▶ Written instruction:
Pick out the lines below with "horse" and list them.

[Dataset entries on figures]
-- Start --

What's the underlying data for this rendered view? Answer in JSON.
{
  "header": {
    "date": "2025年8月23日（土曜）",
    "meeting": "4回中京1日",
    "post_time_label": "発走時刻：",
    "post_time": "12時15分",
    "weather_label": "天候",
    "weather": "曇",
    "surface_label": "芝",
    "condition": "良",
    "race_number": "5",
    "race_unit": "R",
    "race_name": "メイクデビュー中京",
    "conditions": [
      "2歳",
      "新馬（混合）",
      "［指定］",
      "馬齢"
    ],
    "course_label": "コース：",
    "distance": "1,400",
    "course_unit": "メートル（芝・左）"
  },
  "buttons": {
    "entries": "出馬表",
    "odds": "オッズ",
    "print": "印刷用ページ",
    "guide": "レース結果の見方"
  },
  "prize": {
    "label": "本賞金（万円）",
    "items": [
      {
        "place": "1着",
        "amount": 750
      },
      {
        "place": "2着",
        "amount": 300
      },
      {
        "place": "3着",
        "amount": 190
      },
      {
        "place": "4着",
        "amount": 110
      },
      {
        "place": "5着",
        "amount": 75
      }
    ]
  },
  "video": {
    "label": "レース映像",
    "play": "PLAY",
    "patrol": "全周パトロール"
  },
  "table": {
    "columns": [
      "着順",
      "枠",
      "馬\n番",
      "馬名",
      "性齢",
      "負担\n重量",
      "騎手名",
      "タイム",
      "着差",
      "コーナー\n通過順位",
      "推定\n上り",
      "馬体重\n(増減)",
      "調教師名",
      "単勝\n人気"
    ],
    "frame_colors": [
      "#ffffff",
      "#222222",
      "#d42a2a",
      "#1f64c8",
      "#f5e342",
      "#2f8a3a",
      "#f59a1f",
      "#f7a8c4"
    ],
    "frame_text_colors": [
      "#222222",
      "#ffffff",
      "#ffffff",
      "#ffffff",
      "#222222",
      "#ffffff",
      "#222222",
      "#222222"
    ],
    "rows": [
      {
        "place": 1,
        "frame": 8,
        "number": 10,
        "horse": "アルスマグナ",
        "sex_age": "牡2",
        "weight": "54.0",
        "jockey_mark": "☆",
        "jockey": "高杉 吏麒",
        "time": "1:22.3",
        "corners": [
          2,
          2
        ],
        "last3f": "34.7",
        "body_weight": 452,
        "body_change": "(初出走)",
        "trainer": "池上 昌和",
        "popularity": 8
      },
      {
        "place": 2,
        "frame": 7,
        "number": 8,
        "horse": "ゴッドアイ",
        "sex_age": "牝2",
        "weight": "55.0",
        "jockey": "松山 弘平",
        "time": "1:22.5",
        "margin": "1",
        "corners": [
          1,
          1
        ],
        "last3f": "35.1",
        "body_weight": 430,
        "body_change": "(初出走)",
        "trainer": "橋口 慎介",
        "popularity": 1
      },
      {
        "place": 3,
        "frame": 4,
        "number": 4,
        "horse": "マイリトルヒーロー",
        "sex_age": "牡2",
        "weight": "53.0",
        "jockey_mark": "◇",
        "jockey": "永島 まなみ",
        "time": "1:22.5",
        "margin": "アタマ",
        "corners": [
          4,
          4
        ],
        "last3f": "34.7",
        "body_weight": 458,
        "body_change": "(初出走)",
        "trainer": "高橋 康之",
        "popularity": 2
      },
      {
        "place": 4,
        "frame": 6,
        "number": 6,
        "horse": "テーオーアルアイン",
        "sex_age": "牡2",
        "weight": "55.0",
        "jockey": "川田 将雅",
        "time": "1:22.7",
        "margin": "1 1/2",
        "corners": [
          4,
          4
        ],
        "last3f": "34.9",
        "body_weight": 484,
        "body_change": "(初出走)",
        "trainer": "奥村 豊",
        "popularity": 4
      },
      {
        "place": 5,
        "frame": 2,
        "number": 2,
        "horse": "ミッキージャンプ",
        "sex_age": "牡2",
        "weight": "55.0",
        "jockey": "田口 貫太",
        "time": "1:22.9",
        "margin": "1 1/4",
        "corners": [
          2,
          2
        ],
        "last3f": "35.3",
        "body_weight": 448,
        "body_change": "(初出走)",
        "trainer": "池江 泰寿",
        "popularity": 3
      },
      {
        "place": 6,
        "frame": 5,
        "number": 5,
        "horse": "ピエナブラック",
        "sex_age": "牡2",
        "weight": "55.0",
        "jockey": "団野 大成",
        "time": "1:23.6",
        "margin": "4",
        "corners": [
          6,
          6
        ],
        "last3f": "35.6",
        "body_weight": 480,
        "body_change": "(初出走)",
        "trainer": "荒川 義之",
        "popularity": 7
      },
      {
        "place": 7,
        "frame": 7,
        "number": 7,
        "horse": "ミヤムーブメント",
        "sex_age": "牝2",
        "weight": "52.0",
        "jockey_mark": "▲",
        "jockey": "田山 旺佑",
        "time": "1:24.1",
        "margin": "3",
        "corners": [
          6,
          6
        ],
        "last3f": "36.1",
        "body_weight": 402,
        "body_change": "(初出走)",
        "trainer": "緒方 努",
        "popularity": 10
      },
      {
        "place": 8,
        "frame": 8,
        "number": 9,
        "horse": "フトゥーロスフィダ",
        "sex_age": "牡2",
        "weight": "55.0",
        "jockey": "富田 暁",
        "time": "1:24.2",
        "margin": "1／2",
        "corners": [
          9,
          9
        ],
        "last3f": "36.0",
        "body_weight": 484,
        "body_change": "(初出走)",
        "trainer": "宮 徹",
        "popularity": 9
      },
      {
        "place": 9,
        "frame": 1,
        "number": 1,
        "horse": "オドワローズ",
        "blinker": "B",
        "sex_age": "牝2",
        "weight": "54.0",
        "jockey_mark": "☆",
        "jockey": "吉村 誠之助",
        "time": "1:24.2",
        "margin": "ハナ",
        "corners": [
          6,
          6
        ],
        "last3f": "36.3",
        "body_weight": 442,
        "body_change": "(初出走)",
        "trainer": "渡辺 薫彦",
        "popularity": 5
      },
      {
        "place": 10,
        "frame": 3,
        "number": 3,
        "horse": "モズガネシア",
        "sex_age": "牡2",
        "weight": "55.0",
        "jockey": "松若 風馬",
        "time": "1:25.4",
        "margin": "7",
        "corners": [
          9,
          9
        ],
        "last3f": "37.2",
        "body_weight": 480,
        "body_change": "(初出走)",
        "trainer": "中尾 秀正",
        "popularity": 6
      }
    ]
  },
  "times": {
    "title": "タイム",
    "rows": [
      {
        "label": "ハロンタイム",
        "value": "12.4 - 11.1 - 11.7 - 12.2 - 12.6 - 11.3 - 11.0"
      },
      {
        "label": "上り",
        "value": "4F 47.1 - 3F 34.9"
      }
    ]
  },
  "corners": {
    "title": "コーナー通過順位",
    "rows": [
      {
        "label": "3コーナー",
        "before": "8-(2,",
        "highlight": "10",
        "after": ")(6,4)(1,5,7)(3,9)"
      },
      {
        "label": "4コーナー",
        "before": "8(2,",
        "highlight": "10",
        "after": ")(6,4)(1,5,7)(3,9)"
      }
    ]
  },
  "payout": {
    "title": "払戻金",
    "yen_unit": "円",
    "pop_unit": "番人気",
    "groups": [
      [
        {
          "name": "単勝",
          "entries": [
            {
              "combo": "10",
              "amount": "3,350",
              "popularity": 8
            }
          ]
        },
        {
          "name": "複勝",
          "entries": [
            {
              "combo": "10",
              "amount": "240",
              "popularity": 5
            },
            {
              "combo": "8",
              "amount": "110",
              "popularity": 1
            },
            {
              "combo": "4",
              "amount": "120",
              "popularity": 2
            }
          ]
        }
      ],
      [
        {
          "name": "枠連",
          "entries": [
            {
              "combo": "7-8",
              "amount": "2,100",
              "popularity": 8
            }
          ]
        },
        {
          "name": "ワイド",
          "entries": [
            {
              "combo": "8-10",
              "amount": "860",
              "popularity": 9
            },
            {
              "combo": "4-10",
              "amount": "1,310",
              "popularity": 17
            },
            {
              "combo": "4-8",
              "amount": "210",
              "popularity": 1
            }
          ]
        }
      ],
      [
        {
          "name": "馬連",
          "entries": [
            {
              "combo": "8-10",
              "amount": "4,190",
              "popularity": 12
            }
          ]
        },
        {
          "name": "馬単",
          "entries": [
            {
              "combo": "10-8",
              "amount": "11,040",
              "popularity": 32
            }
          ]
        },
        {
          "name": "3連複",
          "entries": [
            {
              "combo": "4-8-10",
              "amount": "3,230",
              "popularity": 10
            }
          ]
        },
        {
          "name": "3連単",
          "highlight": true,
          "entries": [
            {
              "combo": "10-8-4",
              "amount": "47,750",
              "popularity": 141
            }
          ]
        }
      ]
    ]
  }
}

-- End --

▶ Response:
        "horse": "アルスマグナ",
        "horse": "ゴッドアイ",
        "horse": "マイリトルヒーロー",
        "horse": "テーオーアルアイン",
        "horse": "ミッキージャンプ",
        "horse": "ピエナブラック",
        "horse": "ミヤムーブメント",
        "horse": "フトゥーロスフィダ",
        "horse": "オドワローズ",
        "horse": "モズガネシア",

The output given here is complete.